*** Records for the exercise ***

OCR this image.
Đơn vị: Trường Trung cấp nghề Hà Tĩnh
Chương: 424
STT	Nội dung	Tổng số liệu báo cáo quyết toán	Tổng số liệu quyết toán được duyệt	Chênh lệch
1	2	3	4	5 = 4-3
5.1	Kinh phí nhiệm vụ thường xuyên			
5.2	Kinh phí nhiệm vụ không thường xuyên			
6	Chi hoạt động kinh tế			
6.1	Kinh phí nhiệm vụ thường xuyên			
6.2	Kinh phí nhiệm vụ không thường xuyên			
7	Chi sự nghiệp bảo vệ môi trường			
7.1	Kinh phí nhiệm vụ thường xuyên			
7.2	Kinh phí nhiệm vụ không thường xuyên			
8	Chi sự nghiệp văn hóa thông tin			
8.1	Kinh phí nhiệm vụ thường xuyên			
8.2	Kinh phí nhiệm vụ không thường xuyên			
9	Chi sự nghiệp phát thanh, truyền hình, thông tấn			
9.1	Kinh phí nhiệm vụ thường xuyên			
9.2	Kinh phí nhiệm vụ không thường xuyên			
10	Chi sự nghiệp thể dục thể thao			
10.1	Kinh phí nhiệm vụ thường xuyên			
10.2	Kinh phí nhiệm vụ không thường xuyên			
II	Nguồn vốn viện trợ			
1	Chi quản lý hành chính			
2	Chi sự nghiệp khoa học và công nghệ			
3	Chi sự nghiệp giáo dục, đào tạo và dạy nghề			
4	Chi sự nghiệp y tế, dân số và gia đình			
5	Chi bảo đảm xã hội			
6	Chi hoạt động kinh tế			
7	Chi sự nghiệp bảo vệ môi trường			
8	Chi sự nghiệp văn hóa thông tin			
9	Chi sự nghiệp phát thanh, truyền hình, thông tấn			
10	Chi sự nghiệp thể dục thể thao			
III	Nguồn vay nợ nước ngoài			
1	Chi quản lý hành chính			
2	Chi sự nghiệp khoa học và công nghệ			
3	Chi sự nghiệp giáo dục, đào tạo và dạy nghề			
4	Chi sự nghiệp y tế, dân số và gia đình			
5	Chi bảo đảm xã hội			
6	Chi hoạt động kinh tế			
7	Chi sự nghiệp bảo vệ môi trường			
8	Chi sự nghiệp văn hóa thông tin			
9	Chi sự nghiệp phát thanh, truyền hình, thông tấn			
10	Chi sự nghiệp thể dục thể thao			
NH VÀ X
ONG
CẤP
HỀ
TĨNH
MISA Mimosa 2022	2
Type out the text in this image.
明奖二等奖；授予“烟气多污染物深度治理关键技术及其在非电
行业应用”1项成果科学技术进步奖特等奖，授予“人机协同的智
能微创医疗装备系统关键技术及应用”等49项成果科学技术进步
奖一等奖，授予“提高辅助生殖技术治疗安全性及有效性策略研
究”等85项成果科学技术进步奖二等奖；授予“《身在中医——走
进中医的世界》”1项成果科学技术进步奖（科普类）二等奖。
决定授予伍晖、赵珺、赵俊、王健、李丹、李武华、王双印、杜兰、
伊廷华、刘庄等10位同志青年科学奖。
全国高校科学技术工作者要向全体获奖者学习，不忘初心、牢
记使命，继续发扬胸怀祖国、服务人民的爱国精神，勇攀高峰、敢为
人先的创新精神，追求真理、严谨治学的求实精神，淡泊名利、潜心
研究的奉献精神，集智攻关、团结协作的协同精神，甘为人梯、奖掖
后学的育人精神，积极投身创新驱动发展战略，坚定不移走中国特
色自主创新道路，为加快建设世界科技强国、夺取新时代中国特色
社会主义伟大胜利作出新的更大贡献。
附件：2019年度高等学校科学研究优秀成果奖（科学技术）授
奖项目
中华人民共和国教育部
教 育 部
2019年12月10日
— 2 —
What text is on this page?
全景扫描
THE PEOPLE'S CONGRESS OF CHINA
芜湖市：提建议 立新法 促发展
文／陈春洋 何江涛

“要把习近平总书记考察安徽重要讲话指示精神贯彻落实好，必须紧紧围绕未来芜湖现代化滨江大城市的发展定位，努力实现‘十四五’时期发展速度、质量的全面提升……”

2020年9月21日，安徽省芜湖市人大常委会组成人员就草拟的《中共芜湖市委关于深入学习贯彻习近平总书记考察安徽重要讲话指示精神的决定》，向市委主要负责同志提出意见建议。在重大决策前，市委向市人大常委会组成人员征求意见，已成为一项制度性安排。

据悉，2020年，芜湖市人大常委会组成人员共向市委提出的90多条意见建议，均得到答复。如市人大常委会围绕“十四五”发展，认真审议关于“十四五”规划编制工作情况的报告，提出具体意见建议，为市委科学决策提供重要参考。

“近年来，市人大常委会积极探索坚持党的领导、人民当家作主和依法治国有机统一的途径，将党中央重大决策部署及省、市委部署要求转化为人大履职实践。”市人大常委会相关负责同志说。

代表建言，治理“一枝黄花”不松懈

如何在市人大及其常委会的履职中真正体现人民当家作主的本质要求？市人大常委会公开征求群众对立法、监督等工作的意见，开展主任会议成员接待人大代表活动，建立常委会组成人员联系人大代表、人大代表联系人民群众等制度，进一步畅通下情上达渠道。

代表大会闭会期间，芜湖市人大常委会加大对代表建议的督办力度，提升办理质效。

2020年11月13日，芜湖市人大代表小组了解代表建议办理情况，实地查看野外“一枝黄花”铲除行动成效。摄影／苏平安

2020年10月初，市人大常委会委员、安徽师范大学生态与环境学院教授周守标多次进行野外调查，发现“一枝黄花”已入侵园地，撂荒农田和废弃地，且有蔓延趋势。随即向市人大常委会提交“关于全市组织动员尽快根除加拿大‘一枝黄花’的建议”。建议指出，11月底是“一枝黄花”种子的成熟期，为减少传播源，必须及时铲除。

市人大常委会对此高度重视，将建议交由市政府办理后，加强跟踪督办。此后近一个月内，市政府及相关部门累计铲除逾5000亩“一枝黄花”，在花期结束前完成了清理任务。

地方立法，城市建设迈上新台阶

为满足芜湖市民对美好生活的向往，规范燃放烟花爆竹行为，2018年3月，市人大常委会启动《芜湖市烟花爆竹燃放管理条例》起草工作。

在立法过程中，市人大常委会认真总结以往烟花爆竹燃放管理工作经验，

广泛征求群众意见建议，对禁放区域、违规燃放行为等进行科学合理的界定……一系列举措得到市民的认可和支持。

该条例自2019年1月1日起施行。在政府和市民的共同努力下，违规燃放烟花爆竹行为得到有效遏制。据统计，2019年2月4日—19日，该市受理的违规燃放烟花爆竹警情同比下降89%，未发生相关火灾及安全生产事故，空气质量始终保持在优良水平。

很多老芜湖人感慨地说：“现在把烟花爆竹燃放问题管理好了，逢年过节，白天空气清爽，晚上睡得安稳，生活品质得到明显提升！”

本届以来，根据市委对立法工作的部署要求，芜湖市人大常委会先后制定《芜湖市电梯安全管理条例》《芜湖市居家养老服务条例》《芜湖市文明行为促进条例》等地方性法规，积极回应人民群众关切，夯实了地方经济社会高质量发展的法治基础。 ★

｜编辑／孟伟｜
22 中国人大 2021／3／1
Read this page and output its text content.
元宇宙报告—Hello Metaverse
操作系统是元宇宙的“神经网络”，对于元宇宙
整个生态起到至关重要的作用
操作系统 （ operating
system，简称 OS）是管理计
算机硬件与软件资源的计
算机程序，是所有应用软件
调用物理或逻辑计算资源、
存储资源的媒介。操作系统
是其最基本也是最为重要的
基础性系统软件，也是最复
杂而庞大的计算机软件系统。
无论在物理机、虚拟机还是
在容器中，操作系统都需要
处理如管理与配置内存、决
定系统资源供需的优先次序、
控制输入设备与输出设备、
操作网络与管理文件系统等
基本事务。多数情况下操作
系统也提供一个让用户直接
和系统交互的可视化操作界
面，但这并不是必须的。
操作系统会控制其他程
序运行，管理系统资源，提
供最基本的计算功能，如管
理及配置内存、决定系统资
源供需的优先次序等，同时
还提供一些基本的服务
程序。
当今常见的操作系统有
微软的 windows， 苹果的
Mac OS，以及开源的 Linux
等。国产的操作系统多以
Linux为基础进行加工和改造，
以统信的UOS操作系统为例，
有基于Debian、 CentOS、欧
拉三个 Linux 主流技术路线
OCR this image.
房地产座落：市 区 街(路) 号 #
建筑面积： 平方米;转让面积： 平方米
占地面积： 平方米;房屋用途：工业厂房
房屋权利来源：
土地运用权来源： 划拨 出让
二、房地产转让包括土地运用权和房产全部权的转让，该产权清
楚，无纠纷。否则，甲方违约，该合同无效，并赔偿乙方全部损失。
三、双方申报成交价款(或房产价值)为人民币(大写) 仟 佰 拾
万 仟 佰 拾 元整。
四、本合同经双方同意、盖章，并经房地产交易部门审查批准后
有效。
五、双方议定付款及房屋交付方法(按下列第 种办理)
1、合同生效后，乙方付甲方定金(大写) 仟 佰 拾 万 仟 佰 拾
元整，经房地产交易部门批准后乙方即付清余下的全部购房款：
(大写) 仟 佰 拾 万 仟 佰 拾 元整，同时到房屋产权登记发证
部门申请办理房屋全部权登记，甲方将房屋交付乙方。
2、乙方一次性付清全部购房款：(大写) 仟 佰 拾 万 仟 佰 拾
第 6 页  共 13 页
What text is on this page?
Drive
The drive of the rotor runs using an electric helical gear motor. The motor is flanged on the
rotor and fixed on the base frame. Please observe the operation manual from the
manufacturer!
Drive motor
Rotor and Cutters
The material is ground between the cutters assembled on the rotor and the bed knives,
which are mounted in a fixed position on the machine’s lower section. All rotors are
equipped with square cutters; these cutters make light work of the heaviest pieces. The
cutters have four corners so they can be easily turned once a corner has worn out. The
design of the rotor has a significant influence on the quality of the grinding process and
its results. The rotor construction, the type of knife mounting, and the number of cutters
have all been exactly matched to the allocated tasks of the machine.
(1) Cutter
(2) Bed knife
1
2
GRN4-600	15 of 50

***

◆ **Given instruction**
Scan the entries above. Copy each line that has the string "motor".

◆ **Result of the task**
The drive of the rotor runs using an electric helical gear motor. The motor is flanged on the
Drive motor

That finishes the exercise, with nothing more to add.